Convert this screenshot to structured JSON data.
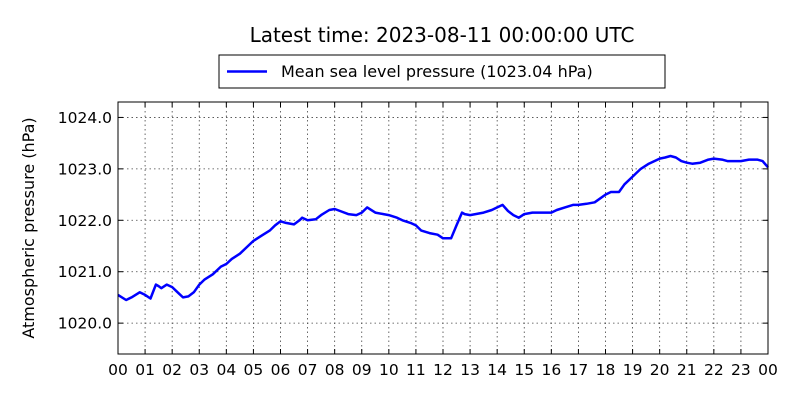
{
  "chart_data": {
    "type": "line",
    "title": "Latest time: 2023-08-11 00:00:00 UTC",
    "ylabel": "Atmospheric pressure (hPa)",
    "xlabel": "",
    "legend": {
      "position": "top-center",
      "entries": [
        "Mean sea level pressure (1023.04 hPa)"
      ]
    },
    "grid": true,
    "xlim": [
      0,
      24
    ],
    "ylim": [
      1019.4,
      1024.3
    ],
    "x_tick_labels": [
      "00",
      "01",
      "02",
      "03",
      "04",
      "05",
      "06",
      "07",
      "08",
      "09",
      "10",
      "11",
      "12",
      "13",
      "14",
      "15",
      "16",
      "17",
      "18",
      "19",
      "20",
      "21",
      "22",
      "23",
      "00"
    ],
    "y_ticks": [
      1020.0,
      1021.0,
      1022.0,
      1023.0,
      1024.0
    ],
    "y_tick_labels": [
      "1020.0",
      "1021.0",
      "1022.0",
      "1023.0",
      "1024.0"
    ],
    "series": [
      {
        "name": "Mean sea level pressure (1023.04 hPa)",
        "color": "#0000ff",
        "x": [
          0.0,
          0.3,
          0.5,
          0.8,
          1.0,
          1.2,
          1.4,
          1.5,
          1.6,
          1.8,
          2.0,
          2.2,
          2.4,
          2.6,
          2.8,
          3.0,
          3.2,
          3.5,
          3.8,
          4.0,
          4.2,
          4.5,
          4.8,
          5.0,
          5.3,
          5.6,
          5.8,
          6.0,
          6.2,
          6.5,
          6.7,
          6.8,
          7.0,
          7.3,
          7.5,
          7.8,
          8.0,
          8.2,
          8.5,
          8.8,
          9.0,
          9.2,
          9.5,
          9.8,
          10.0,
          10.3,
          10.5,
          10.8,
          11.0,
          11.2,
          11.5,
          11.8,
          12.0,
          12.3,
          12.5,
          12.7,
          12.8,
          13.0,
          13.2,
          13.5,
          13.8,
          14.0,
          14.2,
          14.4,
          14.6,
          14.8,
          15.0,
          15.3,
          15.6,
          16.0,
          16.2,
          16.5,
          16.8,
          17.0,
          17.3,
          17.6,
          18.0,
          18.2,
          18.5,
          18.7,
          19.0,
          19.3,
          19.6,
          20.0,
          20.2,
          20.4,
          20.6,
          20.8,
          21.0,
          21.2,
          21.5,
          21.8,
          22.0,
          22.3,
          22.5,
          22.8,
          23.0,
          23.3,
          23.6,
          23.8,
          24.0
        ],
        "values": [
          1020.55,
          1020.45,
          1020.5,
          1020.6,
          1020.55,
          1020.48,
          1020.75,
          1020.72,
          1020.68,
          1020.75,
          1020.7,
          1020.6,
          1020.5,
          1020.52,
          1020.6,
          1020.75,
          1020.85,
          1020.95,
          1021.1,
          1021.15,
          1021.25,
          1021.35,
          1021.5,
          1021.6,
          1021.7,
          1021.8,
          1021.9,
          1021.98,
          1021.95,
          1021.92,
          1022.0,
          1022.05,
          1022.0,
          1022.02,
          1022.1,
          1022.2,
          1022.22,
          1022.18,
          1022.12,
          1022.1,
          1022.15,
          1022.25,
          1022.15,
          1022.12,
          1022.1,
          1022.05,
          1022.0,
          1021.95,
          1021.9,
          1021.8,
          1021.75,
          1021.72,
          1021.65,
          1021.65,
          1021.9,
          1022.15,
          1022.12,
          1022.1,
          1022.12,
          1022.15,
          1022.2,
          1022.25,
          1022.3,
          1022.18,
          1022.1,
          1022.05,
          1022.12,
          1022.15,
          1022.15,
          1022.15,
          1022.2,
          1022.25,
          1022.3,
          1022.3,
          1022.32,
          1022.35,
          1022.5,
          1022.55,
          1022.55,
          1022.7,
          1022.85,
          1023.0,
          1023.1,
          1023.2,
          1023.22,
          1023.25,
          1023.22,
          1023.15,
          1023.12,
          1023.1,
          1023.12,
          1023.18,
          1023.2,
          1023.18,
          1023.15,
          1023.15,
          1023.15,
          1023.18,
          1023.18,
          1023.15,
          1023.03
        ]
      }
    ]
  }
}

——

Task to carry out:
Return from the data every line that holds "Mean".

Response to this task:
        "Mean sea level pressure (1023.04 hPa)"
        "name": "Mean sea level pressure (1023.04 hPa)",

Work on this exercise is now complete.